Supplied passage:
'''
It’s bad newz when a fairytale goes awry and the night is too long

Update: 2024-07-20 14:50 GMT
Bad Newz movie review. (Image: DC)

Bad Newz
Starring: Vicky Kaushal, Triptii Dimri, Ammy Virk, Neha Dhupia, Sheeba Chaddha, Vijaylakshmi Singh, Faisal Rashid
Direction: Anand Tiwari

You cringe more often than you laugh. This brand of humour supposedly reflecting a loud boisterous lifestyle of a certain collective is culturally insensitive beyond a point, and perhaps even worrisome. Assuming that mainstream cinema is not to be taken seriously and it causes no social stir, this consistent stereotyping needs to be shouted down. The challenge is that the decibel levels are a challenge to match!


When Anand Tiwari took us through a bizarre accident at an IVF clinic, the novelty and the class of the cast (a case of perfect casting) kept us engaged as long as it lasted. This time, the sperm count gets a rare medical condition of “heteroparental superfecundation” which, when diagnosed, leads a character to throw in one of the laugh-inducing one-liners: Phir se Chinese mein bol raha.


You have this spoilt-beyond-redemption Alpha male from West Delhi Akhil Chadha (Vicky Kaushal), who meets Saloni Bagga (Triptii Dimri) at some event which begins with a dance number, which in the 60s was a golden opportunity to the likes of O.P. Nayyar and Shankar-Jaikishan to belt an unforgettable chartbuster. The seven-member music team is a clear case of too many cooks.
'''
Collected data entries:
'''
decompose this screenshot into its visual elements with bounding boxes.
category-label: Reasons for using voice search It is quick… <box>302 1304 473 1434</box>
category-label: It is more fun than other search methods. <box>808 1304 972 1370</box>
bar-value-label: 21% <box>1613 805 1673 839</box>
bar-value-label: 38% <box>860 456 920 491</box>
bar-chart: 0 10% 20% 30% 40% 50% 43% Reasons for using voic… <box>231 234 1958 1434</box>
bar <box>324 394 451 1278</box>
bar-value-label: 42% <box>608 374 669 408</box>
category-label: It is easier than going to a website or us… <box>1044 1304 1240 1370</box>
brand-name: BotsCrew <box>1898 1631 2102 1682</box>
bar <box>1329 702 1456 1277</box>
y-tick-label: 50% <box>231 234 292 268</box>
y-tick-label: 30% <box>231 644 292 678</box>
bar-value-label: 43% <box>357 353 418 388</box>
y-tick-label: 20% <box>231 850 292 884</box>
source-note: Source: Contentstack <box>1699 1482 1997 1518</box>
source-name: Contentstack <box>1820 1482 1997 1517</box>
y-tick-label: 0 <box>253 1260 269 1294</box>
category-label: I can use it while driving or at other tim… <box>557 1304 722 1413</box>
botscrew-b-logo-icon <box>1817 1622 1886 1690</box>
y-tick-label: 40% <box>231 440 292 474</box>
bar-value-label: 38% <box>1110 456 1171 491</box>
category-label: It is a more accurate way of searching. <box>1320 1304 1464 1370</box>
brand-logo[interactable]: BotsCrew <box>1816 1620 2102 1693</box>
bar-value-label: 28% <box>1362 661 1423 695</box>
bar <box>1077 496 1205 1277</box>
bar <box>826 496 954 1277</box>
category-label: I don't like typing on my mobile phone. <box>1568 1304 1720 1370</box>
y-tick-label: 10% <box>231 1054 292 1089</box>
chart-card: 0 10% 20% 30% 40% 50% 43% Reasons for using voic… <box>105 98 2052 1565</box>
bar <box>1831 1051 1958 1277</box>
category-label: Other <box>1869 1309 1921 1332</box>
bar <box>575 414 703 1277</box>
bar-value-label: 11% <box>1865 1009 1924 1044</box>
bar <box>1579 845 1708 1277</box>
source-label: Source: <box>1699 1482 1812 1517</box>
'''
Activities:
A – Copy the Bad Newz review word for word, starting with "You have this" and going on through "too many cooks.".
B – In the Bad Newz review, what rare medical condition affects the sperm count?

Task answers:
A –
You have this spoilt-beyond-redemption Alpha male from West Delhi Akhil Chadha (Vicky Kaushal), who meets Saloni Bagga (Triptii Dimri) at some event which begins with a dance number, which in the 60s was a golden opportunity to the likes of O.P. Nayyar and Shankar-Jaikishan to belt an unforgettable chartbuster. The seven-member music team is a clear case of too many cooks.

B – Heteroparental superfecundation.